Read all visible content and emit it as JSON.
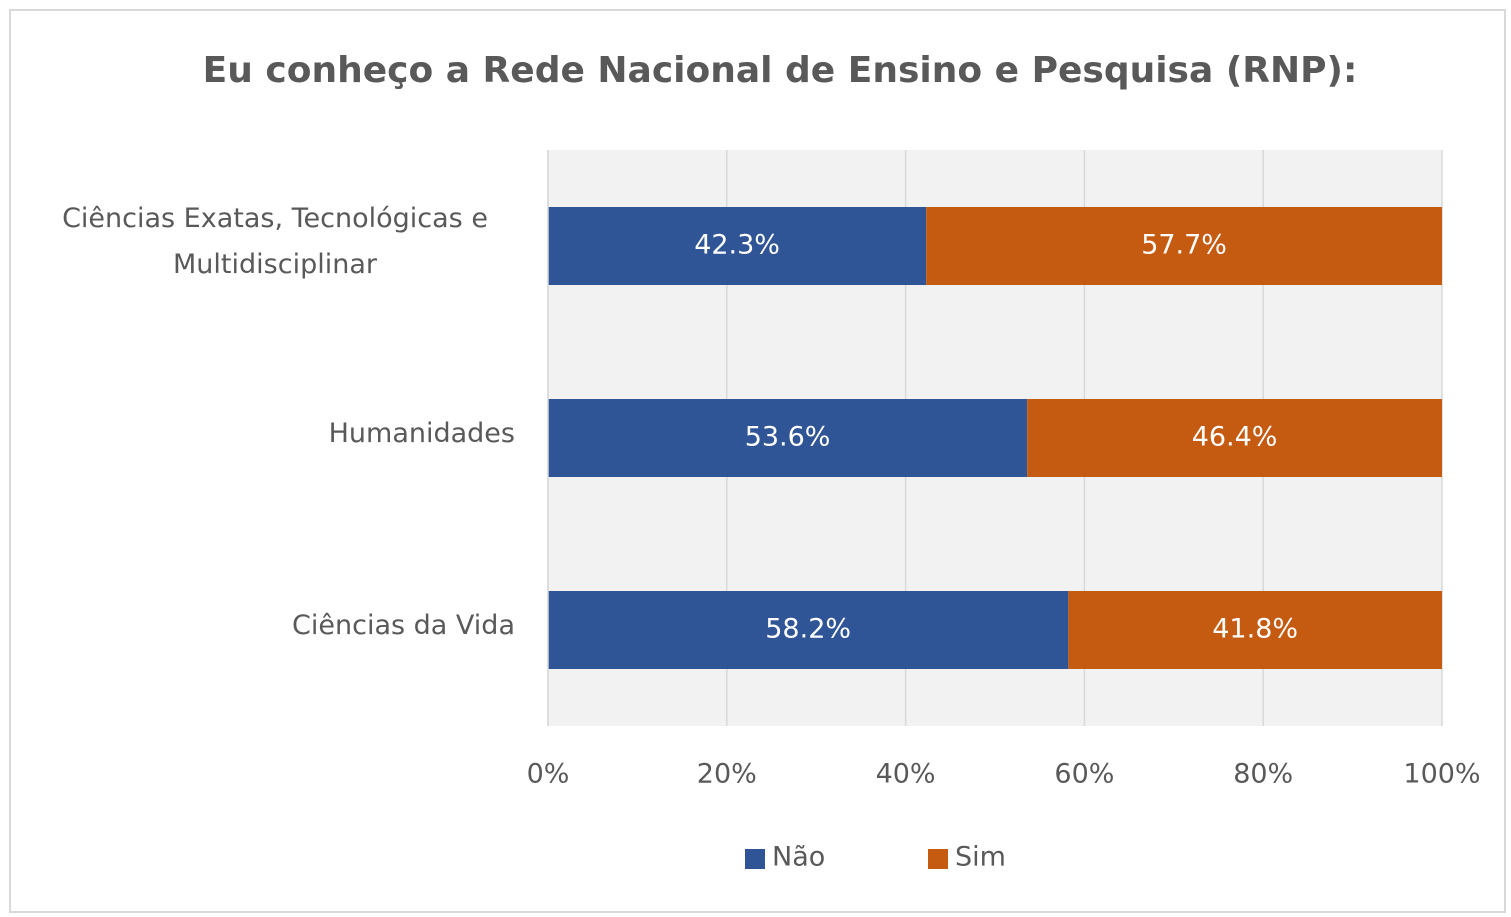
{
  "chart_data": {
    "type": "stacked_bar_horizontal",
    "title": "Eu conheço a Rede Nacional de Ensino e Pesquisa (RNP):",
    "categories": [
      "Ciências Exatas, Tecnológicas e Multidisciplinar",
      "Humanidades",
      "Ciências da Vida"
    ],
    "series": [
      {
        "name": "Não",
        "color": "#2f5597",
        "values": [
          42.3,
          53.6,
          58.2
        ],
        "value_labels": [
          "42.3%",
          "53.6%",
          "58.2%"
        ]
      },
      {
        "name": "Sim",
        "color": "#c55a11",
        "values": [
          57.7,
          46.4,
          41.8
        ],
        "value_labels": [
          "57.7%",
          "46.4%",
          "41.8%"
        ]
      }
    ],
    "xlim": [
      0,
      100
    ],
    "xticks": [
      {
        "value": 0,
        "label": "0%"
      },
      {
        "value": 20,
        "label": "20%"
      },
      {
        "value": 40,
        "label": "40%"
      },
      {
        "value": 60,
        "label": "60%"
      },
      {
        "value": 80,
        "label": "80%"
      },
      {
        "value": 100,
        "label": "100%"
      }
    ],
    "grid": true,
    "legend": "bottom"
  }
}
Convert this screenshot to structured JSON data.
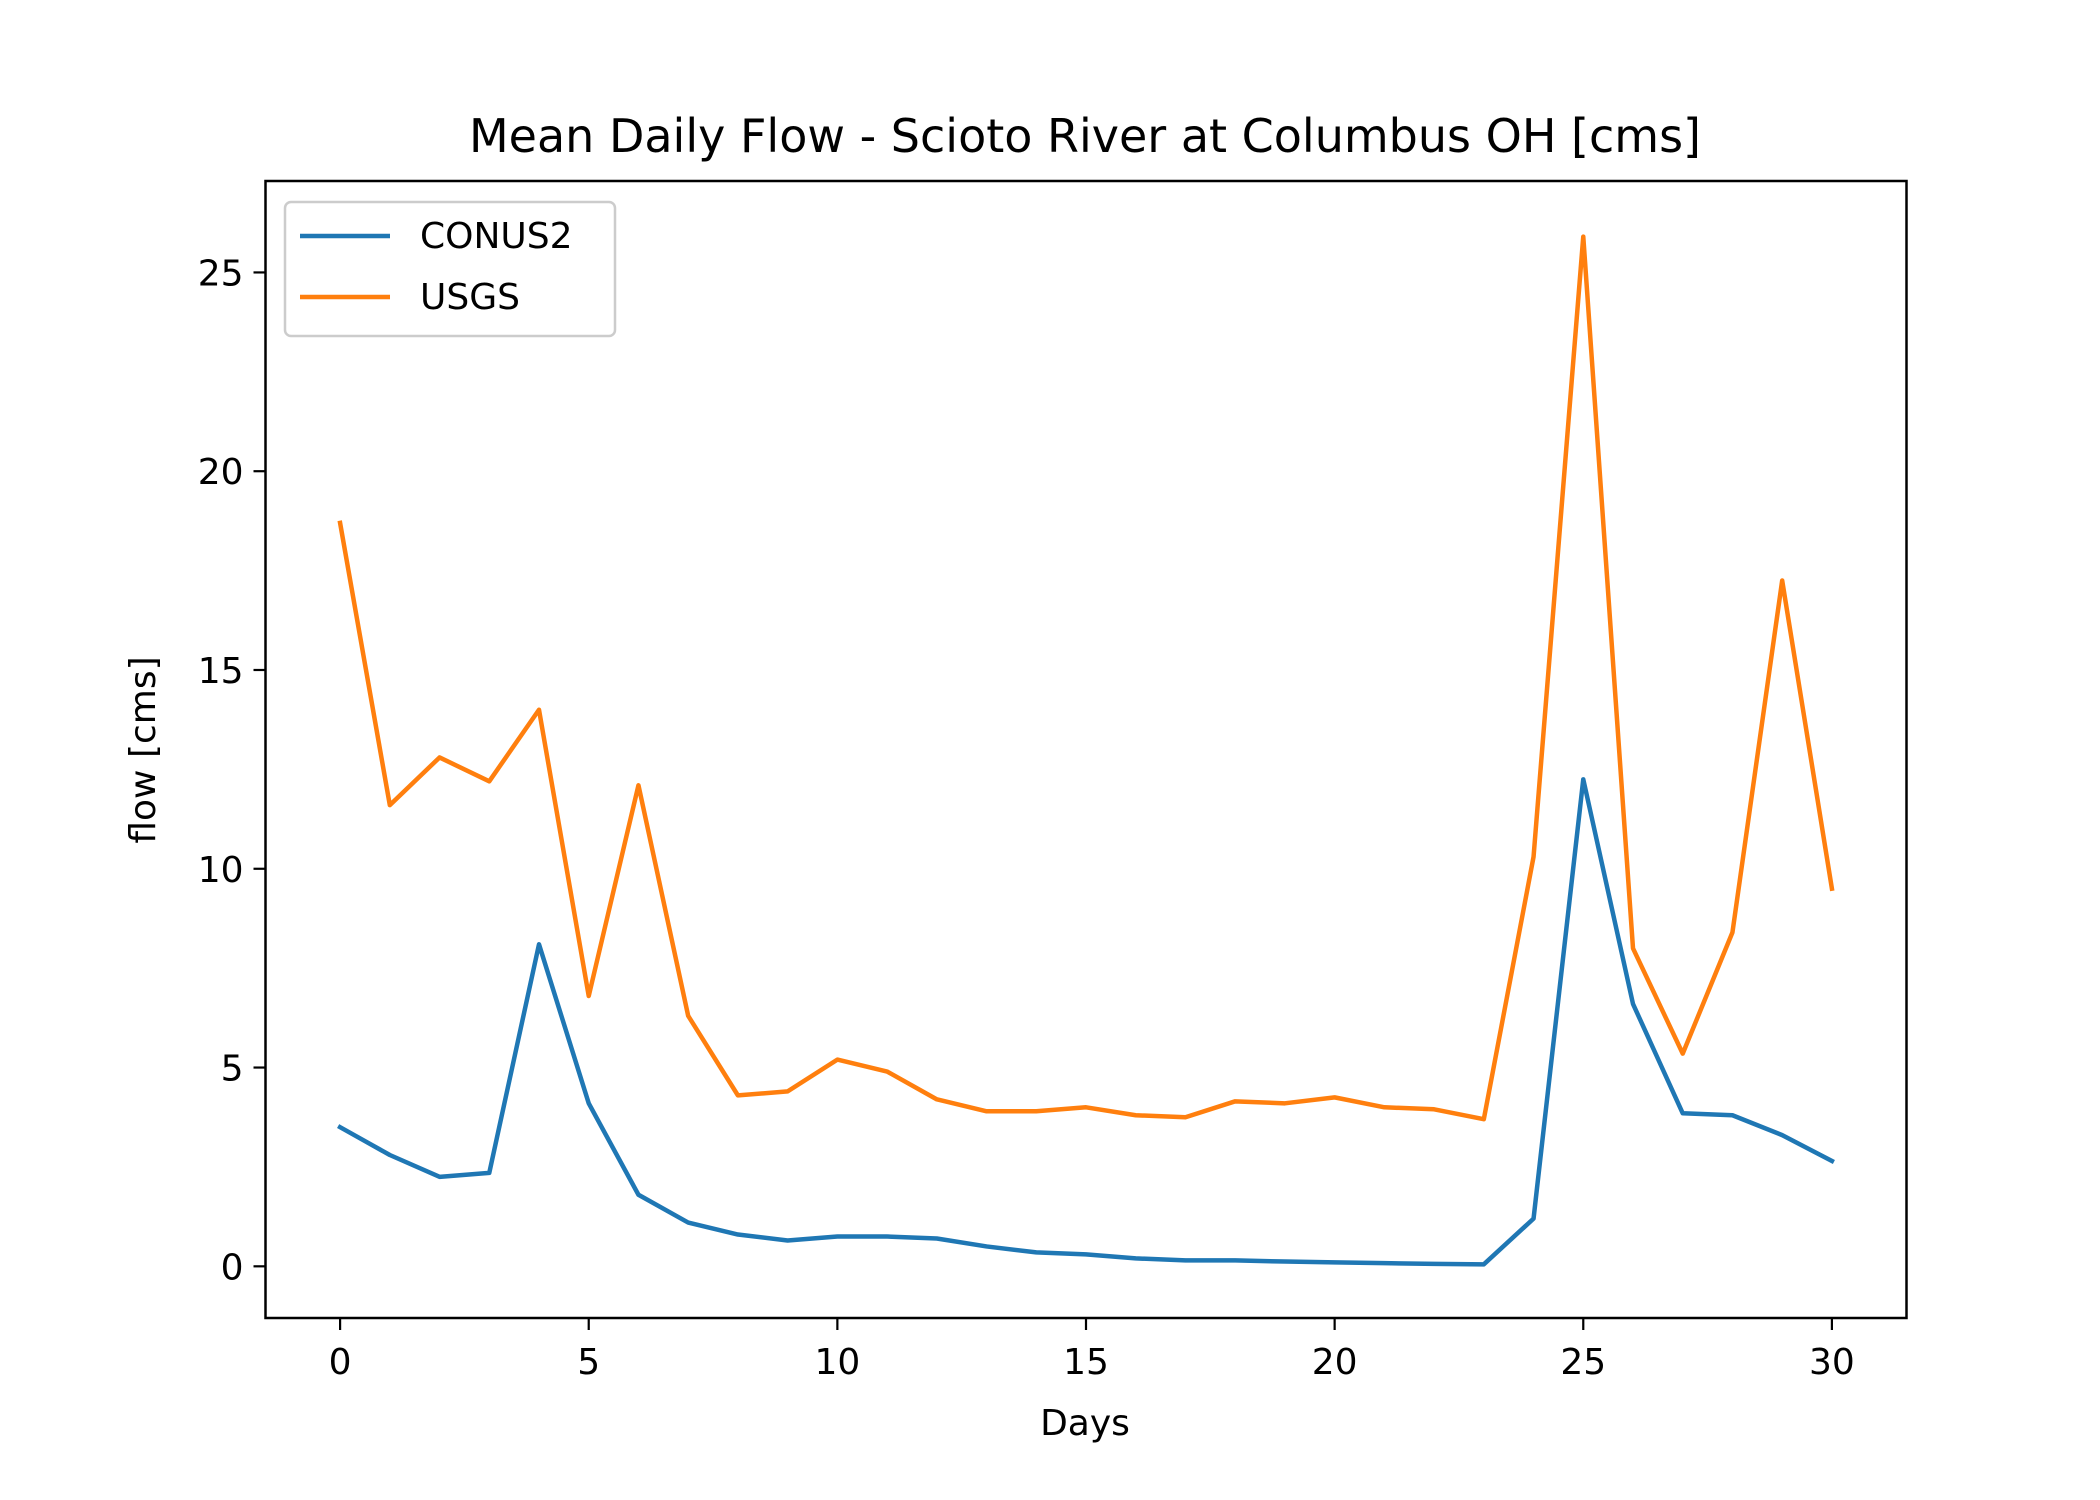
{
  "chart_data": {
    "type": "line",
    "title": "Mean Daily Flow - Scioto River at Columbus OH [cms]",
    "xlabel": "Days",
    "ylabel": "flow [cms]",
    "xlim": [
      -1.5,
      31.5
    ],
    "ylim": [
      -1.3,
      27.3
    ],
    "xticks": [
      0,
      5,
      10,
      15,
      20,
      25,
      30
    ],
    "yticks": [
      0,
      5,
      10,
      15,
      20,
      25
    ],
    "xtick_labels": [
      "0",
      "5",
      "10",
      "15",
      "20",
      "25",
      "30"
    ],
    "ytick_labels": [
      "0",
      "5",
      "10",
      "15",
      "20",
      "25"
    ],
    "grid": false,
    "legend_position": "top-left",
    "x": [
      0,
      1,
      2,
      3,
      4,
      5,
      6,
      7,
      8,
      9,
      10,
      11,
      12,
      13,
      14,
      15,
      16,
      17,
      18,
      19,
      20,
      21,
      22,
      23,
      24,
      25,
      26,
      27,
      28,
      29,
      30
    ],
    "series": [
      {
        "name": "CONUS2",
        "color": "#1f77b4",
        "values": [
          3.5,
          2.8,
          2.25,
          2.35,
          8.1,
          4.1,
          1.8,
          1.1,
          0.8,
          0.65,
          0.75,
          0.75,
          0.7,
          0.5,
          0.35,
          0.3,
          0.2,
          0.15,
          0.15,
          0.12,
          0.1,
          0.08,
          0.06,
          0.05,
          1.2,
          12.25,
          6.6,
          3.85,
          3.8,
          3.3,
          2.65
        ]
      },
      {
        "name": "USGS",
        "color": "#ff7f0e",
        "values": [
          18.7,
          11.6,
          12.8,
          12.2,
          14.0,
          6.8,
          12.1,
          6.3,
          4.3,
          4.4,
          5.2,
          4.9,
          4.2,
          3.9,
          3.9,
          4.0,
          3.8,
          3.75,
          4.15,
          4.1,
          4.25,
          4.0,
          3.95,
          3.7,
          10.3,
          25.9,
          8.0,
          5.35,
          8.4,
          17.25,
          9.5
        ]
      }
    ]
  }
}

◆ ◆ ◆

**REQUEST**
Choose all lines containing the string "JSON" and copy them out.

**EXERCISE RESULT**
Read all visible content and emit it as JSON.
Convert this screenshot to structured JSON data.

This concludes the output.